## WHAT YOU ARE ASKED TO DO
Using the data beneath, show every line that includes the word "management".

## INFORMATION SUPPLIED
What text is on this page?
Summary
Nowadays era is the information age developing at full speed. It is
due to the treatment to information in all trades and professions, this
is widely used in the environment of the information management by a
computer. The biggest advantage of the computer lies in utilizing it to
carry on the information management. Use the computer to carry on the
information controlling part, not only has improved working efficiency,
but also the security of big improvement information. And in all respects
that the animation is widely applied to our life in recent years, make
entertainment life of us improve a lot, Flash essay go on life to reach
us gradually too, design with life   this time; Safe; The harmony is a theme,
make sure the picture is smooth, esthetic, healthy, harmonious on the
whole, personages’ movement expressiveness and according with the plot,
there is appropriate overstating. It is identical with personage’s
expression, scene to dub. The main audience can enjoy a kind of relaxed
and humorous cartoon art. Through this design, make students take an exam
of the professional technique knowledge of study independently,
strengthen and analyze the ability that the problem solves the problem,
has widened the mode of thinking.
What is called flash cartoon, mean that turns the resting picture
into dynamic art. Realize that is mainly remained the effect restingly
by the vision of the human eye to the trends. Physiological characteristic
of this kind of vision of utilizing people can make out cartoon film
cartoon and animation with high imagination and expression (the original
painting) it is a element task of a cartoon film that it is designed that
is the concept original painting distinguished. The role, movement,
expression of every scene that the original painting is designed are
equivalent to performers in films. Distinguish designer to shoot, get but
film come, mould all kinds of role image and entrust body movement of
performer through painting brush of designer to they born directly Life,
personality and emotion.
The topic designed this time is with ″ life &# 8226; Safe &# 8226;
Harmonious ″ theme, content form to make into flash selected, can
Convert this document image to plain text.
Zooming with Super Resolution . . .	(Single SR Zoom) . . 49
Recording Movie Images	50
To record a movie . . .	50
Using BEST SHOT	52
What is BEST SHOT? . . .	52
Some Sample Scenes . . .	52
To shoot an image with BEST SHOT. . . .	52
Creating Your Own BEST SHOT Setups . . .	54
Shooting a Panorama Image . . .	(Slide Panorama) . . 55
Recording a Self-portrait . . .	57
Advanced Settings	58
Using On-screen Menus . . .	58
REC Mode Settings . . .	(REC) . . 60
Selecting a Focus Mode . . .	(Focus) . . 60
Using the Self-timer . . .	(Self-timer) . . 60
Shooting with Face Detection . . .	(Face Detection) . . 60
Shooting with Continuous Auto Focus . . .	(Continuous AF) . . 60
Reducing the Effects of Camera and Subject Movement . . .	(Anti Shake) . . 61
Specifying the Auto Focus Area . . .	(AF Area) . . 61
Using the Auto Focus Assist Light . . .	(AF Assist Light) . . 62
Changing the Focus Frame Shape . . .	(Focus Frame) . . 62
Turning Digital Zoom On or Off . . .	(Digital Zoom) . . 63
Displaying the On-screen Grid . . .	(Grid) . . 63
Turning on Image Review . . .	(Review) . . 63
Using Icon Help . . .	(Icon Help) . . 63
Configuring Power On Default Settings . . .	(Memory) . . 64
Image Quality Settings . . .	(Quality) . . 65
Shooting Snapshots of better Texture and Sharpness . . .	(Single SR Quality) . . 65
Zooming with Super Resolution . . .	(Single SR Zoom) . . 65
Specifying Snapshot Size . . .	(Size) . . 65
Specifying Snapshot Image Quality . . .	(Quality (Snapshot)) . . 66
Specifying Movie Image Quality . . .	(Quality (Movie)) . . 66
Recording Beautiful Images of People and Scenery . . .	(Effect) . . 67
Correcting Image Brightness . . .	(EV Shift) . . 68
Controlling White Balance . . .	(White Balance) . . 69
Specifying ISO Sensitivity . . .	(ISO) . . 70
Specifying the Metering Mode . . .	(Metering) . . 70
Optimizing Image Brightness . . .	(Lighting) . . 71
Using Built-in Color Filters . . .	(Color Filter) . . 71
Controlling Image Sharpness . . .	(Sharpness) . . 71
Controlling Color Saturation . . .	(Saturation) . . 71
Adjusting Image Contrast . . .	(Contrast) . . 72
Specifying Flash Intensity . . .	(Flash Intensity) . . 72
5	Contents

## ANSWER TO THIS EXERCISE
is widely used in the environment of the information management by a
carry on the information management. Use the computer to carry on the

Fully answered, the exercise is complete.